■ **Problem details**:
From the listing below, return every line with the string "panel" in it.

■ **Given entries**:
##############################
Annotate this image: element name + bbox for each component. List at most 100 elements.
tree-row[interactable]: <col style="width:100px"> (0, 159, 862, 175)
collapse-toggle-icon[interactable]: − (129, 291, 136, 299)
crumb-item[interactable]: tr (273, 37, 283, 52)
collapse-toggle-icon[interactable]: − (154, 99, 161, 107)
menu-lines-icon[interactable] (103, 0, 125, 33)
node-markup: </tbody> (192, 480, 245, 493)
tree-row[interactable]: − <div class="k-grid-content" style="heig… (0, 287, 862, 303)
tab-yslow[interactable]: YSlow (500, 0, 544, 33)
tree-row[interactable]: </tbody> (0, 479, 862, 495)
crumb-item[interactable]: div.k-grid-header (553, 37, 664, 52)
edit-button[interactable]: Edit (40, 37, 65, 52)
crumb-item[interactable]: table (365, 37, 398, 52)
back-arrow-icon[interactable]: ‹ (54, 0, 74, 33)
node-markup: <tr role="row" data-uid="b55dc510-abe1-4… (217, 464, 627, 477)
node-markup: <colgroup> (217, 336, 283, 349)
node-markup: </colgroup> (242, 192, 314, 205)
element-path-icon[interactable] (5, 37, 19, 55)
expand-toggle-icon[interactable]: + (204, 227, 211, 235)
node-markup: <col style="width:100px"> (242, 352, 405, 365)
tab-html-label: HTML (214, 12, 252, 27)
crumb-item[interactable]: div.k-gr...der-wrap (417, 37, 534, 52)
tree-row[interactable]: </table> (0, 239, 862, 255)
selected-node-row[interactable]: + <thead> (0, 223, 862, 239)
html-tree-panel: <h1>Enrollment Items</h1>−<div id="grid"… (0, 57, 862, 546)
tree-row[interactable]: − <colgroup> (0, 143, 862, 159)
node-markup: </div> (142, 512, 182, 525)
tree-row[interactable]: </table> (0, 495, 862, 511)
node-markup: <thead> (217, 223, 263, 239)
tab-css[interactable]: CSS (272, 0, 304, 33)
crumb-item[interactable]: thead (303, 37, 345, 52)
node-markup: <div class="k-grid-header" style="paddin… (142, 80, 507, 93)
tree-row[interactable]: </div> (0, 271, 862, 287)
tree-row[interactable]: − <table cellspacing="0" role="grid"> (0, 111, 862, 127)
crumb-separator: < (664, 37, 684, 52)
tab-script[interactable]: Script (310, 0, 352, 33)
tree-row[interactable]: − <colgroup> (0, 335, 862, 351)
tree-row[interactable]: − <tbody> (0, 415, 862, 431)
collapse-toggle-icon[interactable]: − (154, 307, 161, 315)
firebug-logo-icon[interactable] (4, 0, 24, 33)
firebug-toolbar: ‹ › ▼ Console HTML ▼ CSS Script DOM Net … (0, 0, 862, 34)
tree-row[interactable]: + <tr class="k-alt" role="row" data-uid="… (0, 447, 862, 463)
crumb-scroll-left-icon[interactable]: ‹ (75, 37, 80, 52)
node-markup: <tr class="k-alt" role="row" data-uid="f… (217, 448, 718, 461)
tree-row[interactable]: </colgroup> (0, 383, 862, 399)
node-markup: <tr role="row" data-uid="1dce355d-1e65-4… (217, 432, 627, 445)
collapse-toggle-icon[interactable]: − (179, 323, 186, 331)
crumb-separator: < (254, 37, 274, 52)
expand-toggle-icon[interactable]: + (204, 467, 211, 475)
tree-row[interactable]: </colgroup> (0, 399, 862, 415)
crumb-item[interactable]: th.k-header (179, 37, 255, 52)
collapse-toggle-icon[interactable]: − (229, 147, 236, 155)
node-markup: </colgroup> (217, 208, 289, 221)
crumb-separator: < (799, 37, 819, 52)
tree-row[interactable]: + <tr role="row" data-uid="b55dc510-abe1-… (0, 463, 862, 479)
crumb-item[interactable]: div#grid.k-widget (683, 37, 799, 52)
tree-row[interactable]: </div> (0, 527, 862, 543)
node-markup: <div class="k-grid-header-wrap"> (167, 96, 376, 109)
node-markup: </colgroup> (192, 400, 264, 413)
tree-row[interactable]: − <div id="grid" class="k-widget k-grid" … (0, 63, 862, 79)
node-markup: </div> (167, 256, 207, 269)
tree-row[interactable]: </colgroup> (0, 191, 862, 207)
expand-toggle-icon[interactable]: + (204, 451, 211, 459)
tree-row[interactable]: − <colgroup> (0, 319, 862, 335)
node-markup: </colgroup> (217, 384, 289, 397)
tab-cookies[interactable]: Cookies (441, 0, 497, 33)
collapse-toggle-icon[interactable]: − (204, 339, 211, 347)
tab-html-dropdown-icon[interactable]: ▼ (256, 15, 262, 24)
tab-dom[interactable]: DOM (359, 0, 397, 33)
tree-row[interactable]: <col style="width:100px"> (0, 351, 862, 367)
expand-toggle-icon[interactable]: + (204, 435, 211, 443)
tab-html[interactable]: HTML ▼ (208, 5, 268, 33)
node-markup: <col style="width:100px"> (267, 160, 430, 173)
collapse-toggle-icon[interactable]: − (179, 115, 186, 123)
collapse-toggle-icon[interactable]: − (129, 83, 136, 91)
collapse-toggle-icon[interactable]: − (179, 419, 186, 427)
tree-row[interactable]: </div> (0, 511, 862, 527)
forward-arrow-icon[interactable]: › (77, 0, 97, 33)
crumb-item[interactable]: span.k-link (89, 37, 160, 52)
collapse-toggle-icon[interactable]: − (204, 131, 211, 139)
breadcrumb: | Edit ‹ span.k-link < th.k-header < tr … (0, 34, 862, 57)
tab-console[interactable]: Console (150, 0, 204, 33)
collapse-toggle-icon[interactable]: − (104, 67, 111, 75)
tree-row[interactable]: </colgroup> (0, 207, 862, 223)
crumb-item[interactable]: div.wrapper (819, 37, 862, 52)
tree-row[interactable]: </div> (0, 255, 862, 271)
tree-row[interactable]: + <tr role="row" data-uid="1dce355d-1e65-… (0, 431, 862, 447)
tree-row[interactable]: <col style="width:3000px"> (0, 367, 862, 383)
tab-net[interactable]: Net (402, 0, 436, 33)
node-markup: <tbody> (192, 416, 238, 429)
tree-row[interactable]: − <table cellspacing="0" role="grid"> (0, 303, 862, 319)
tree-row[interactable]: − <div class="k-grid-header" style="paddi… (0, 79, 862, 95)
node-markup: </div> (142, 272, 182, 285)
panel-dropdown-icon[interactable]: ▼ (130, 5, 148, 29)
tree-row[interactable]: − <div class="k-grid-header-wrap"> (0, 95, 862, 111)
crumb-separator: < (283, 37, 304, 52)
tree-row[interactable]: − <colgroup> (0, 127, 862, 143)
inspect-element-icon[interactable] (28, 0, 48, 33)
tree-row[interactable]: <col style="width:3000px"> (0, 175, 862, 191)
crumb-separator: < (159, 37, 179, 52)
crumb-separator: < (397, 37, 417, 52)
##############################
■ **Exercise response**:
html-tree-panel: <h1>Enrollment Items</h1>−<div id="grid"… (0, 57, 862, 546)
panel-dropdown-icon[interactable]: ▼ (130, 5, 148, 29)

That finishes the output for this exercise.